Reproduce every one of the dataset entries below word for word, omitting the pictures.

[Dataset entries]
▬▬▬

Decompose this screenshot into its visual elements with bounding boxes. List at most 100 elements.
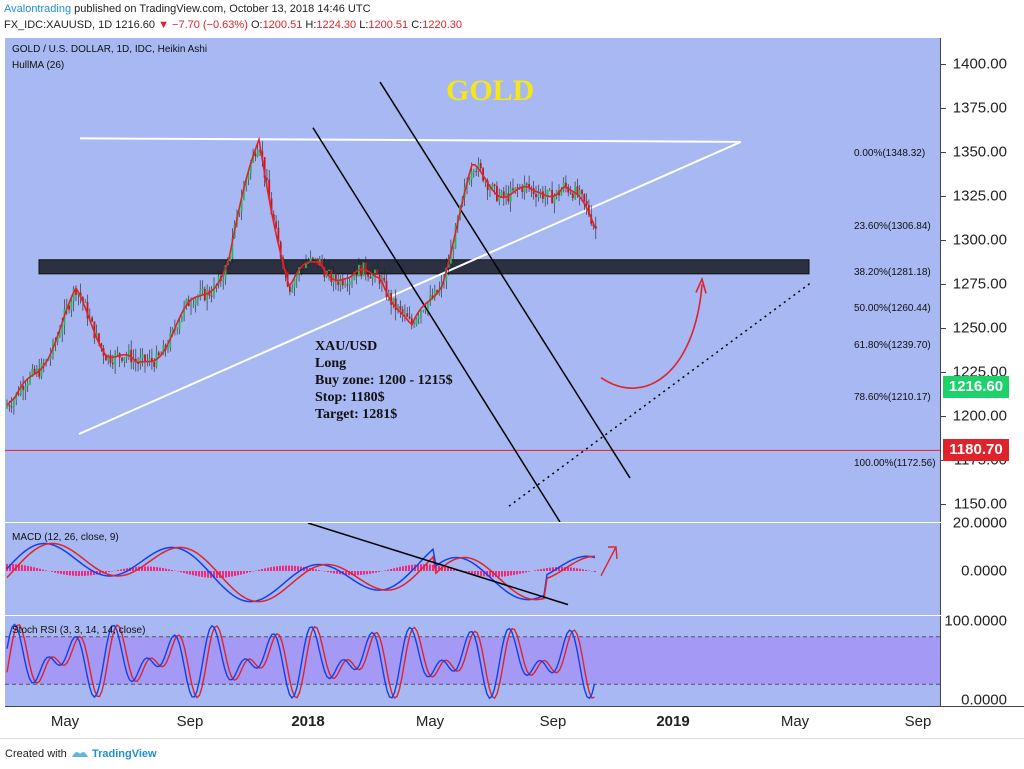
- candle-body: [494, 184, 496, 185]
- x-tick-label: May: [51, 713, 79, 730]
- macd-histogram-bar: [519, 571, 521, 574]
- gold-title: GOLD: [446, 74, 534, 108]
- close-value: 1220.30: [422, 19, 462, 31]
- author-link[interactable]: Avalontrading: [4, 3, 71, 15]
- macd-histogram-bar: [123, 569, 125, 571]
- candle-body: [406, 313, 408, 317]
- hullma-label: HullMA (26): [12, 60, 64, 71]
- macd-histogram-bar: [39, 569, 41, 571]
- chart-header: Avalontrading published on TradingView.c…: [0, 0, 1024, 38]
- macd-histogram-bar: [402, 566, 404, 571]
- macd-histogram-bar: [546, 568, 548, 571]
- macd-histogram-bar: [231, 571, 233, 576]
- macd-histogram-bar: [45, 570, 47, 571]
- macd-trendline: [308, 523, 568, 605]
- macd-histogram-bar: [516, 571, 518, 574]
- price-chart-svg: [5, 38, 940, 522]
- publish-line: Avalontrading published on TradingView.c…: [4, 3, 371, 15]
- candle-body: [13, 400, 15, 406]
- candle-body: [473, 171, 475, 172]
- y-tick-mark: [941, 328, 946, 329]
- candle-body: [471, 171, 473, 180]
- macd-histogram-bar: [543, 569, 545, 571]
- candle-body: [25, 386, 27, 390]
- macd-histogram-bar: [432, 565, 434, 571]
- price-pane[interactable]: GOLD / U.S. DOLLAR, 1D, IDC, Heikin Ashi…: [5, 38, 940, 522]
- candle-body: [206, 290, 208, 300]
- symbol-name[interactable]: FX_IDC:XAUUSD, 1D: [4, 19, 112, 31]
- macd-histogram-bar: [390, 569, 392, 571]
- candle-body: [312, 258, 314, 259]
- macd-histogram-bar: [237, 571, 239, 575]
- time-axis[interactable]: [5, 706, 1024, 739]
- macd-histogram-bar: [57, 571, 59, 573]
- candle-body: [420, 311, 422, 317]
- note-line: Long: [315, 355, 453, 372]
- candle-body: [158, 353, 160, 356]
- candle-body: [192, 305, 194, 306]
- candle-body: [526, 184, 528, 185]
- macd-histogram-bar: [195, 571, 197, 576]
- y-tick-mark: [941, 372, 946, 373]
- candle-body: [376, 270, 378, 275]
- macd-line: [7, 544, 595, 602]
- macd-histogram-bar: [198, 571, 200, 576]
- macd-histogram-bar: [30, 567, 32, 571]
- fib-level-label: 0.00%(1348.32): [854, 148, 925, 159]
- created-with-text: Created with: [5, 748, 67, 760]
- candle-body: [416, 319, 418, 325]
- x-tick-label: Sep: [540, 713, 567, 730]
- macd-histogram-bar: [513, 571, 515, 575]
- x-tick-label: 2018: [291, 713, 324, 730]
- macd-histogram-bar: [177, 571, 179, 572]
- candle-body: [501, 191, 503, 195]
- candle-body: [22, 386, 24, 390]
- macd-histogram-bar: [507, 571, 509, 576]
- chart-title: GOLD / U.S. DOLLAR, 1D, IDC, Heikin Ashi: [12, 44, 207, 55]
- candle-body: [508, 193, 510, 201]
- macd-histogram-bar: [171, 570, 173, 571]
- tradingview-brand[interactable]: TradingView: [92, 748, 157, 760]
- candle-body: [399, 306, 401, 309]
- macd-histogram-bar: [570, 567, 572, 571]
- macd-histogram-bar: [291, 566, 293, 571]
- symbol-line: FX_IDC:XAUUSD, 1D 1216.60 ▼ −7.70 (−0.63…: [4, 19, 462, 31]
- macd-histogram-bar: [66, 571, 68, 575]
- price-tag: 1180.70: [943, 439, 1009, 461]
- macd-svg: [5, 523, 940, 615]
- candle-body: [179, 321, 181, 328]
- candle-body: [291, 287, 293, 291]
- macd-histogram-bar: [162, 568, 164, 571]
- macd-histogram-bar: [282, 566, 284, 571]
- macd-arrow: [601, 547, 616, 576]
- x-tick-label: 2019: [656, 713, 689, 730]
- macd-histogram-bar: [120, 569, 122, 571]
- y-tick-mark: [941, 64, 946, 65]
- macd-histogram-bar: [501, 571, 503, 577]
- macd-histogram-bar: [426, 564, 428, 571]
- macd-histogram-bar: [297, 566, 299, 571]
- open-label: O:: [251, 19, 263, 31]
- macd-histogram-bar: [408, 565, 410, 571]
- last-price: 1216.60: [115, 19, 155, 31]
- macd-pane[interactable]: MACD (12, 26, close, 9): [5, 523, 940, 615]
- macd-histogram-bar: [330, 571, 332, 573]
- candle-body: [383, 278, 385, 281]
- candle-body: [370, 277, 372, 279]
- macd-histogram-bar: [156, 567, 158, 571]
- stochrsi-band: [5, 637, 940, 684]
- candle-body: [11, 406, 13, 407]
- stochrsi-label: Stoch RSI (3, 3, 14, 14, close): [12, 625, 145, 636]
- note-line: Buy zone: 1200 - 1215$: [315, 372, 453, 389]
- candle-body: [365, 262, 367, 274]
- stochrsi-pane[interactable]: Stoch RSI (3, 3, 14, 14, close): [5, 616, 940, 706]
- candle-body: [91, 318, 93, 322]
- footer: Created with TradingView: [0, 738, 1024, 769]
- candle-body: [190, 305, 192, 306]
- resistance-zone: [39, 260, 809, 274]
- macd-histogram-bar: [315, 569, 317, 571]
- macd-histogram-bar: [399, 567, 401, 571]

▬▬▬

| EXERCISE OUTPUT |
Decompose this screenshot into its visual elements with bounding boxes. List at most 100 elements.
- candle-body: [494, 184, 496, 185]
- x-tick-label: May: [51, 713, 79, 730]
- macd-histogram-bar: [519, 571, 521, 574]
- gold-title: GOLD: [446, 74, 534, 108]
- close-value: 1220.30: [422, 19, 462, 31]
- author-link[interactable]: Avalontrading: [4, 3, 71, 15]
- macd-histogram-bar: [123, 569, 125, 571]
- candle-body: [406, 313, 408, 317]
- hullma-label: HullMA (26): [12, 60, 64, 71]
- macd-histogram-bar: [39, 569, 41, 571]
- chart-header: Avalontrading published on TradingView.c…: [0, 0, 1024, 38]
- macd-histogram-bar: [402, 566, 404, 571]
- macd-histogram-bar: [546, 568, 548, 571]
- macd-histogram-bar: [231, 571, 233, 576]
- macd-histogram-bar: [45, 570, 47, 571]
- macd-trendline: [308, 523, 568, 605]
- macd-histogram-bar: [516, 571, 518, 574]
- price-chart-svg: [5, 38, 940, 522]
- publish-line: Avalontrading published on TradingView.c…: [4, 3, 371, 15]
- candle-body: [13, 400, 15, 406]
- candle-body: [473, 171, 475, 172]
- y-tick-mark: [941, 328, 946, 329]
- candle-body: [471, 171, 473, 180]
- macd-histogram-bar: [543, 569, 545, 571]
- candle-body: [25, 386, 27, 390]
- macd-histogram-bar: [432, 565, 434, 571]
- price-pane[interactable]: GOLD / U.S. DOLLAR, 1D, IDC, Heikin Ashi…: [5, 38, 940, 522]
- candle-body: [206, 290, 208, 300]
- symbol-name[interactable]: FX_IDC:XAUUSD, 1D: [4, 19, 112, 31]
- macd-histogram-bar: [390, 569, 392, 571]
- candle-body: [312, 258, 314, 259]
- macd-histogram-bar: [237, 571, 239, 575]
- time-axis[interactable]: [5, 706, 1024, 739]
- macd-histogram-bar: [57, 571, 59, 573]
- candle-body: [420, 311, 422, 317]
- note-line: Long: [315, 355, 453, 372]
- candle-body: [158, 353, 160, 356]
- candle-body: [192, 305, 194, 306]
- candle-body: [526, 184, 528, 185]
- macd-histogram-bar: [195, 571, 197, 576]
- y-tick-mark: [941, 372, 946, 373]
- candle-body: [376, 270, 378, 275]
- macd-line: [7, 544, 595, 602]
- macd-histogram-bar: [198, 571, 200, 576]
- macd-histogram-bar: [30, 567, 32, 571]
- fib-level-label: 0.00%(1348.32): [854, 148, 925, 159]
- created-with-text: Created with: [5, 748, 67, 760]
- candle-body: [416, 319, 418, 325]
- x-tick-label: Sep: [540, 713, 567, 730]
- macd-histogram-bar: [513, 571, 515, 575]
- x-tick-label: 2018: [291, 713, 324, 730]
- macd-histogram-bar: [177, 571, 179, 572]
- candle-body: [501, 191, 503, 195]
- candle-body: [22, 386, 24, 390]
- macd-histogram-bar: [507, 571, 509, 576]
- chart-title: GOLD / U.S. DOLLAR, 1D, IDC, Heikin Ashi: [12, 44, 207, 55]
- candle-body: [508, 193, 510, 201]
- macd-histogram-bar: [171, 570, 173, 571]
- tradingview-brand[interactable]: TradingView: [92, 748, 157, 760]
- candle-body: [399, 306, 401, 309]
- macd-histogram-bar: [570, 567, 572, 571]
- macd-histogram-bar: [291, 566, 293, 571]
- symbol-line: FX_IDC:XAUUSD, 1D 1216.60 ▼ −7.70 (−0.63…: [4, 19, 462, 31]
- macd-histogram-bar: [66, 571, 68, 575]
- price-tag: 1180.70: [943, 439, 1009, 461]
- macd-svg: [5, 523, 940, 615]
- candle-body: [179, 321, 181, 328]
- candle-body: [291, 287, 293, 291]
- macd-histogram-bar: [162, 568, 164, 571]
- macd-histogram-bar: [282, 566, 284, 571]
- macd-arrow: [601, 547, 616, 576]
- x-tick-label: 2019: [656, 713, 689, 730]
- macd-histogram-bar: [120, 569, 122, 571]
- y-tick-mark: [941, 64, 946, 65]
- macd-histogram-bar: [501, 571, 503, 577]
- macd-histogram-bar: [426, 564, 428, 571]
- macd-histogram-bar: [297, 566, 299, 571]
- open-label: O:: [251, 19, 263, 31]
- macd-histogram-bar: [408, 565, 410, 571]
- last-price: 1216.60: [115, 19, 155, 31]
- macd-pane[interactable]: MACD (12, 26, close, 9): [5, 523, 940, 615]
- macd-histogram-bar: [330, 571, 332, 573]
- candle-body: [383, 278, 385, 281]
- candle-body: [370, 277, 372, 279]
- macd-histogram-bar: [156, 567, 158, 571]
- stochrsi-band: [5, 637, 940, 684]
- candle-body: [11, 406, 13, 407]
- stochrsi-label: Stoch RSI (3, 3, 14, 14, close): [12, 625, 145, 636]
- note-line: Buy zone: 1200 - 1215$: [315, 372, 453, 389]
- candle-body: [365, 262, 367, 274]
- stochrsi-pane[interactable]: Stoch RSI (3, 3, 14, 14, close): [5, 616, 940, 706]
- candle-body: [91, 318, 93, 322]
- footer: Created with TradingView: [0, 738, 1024, 769]
- candle-body: [190, 305, 192, 306]
- resistance-zone: [39, 260, 809, 274]
- macd-histogram-bar: [315, 569, 317, 571]
- macd-histogram-bar: [399, 567, 401, 571]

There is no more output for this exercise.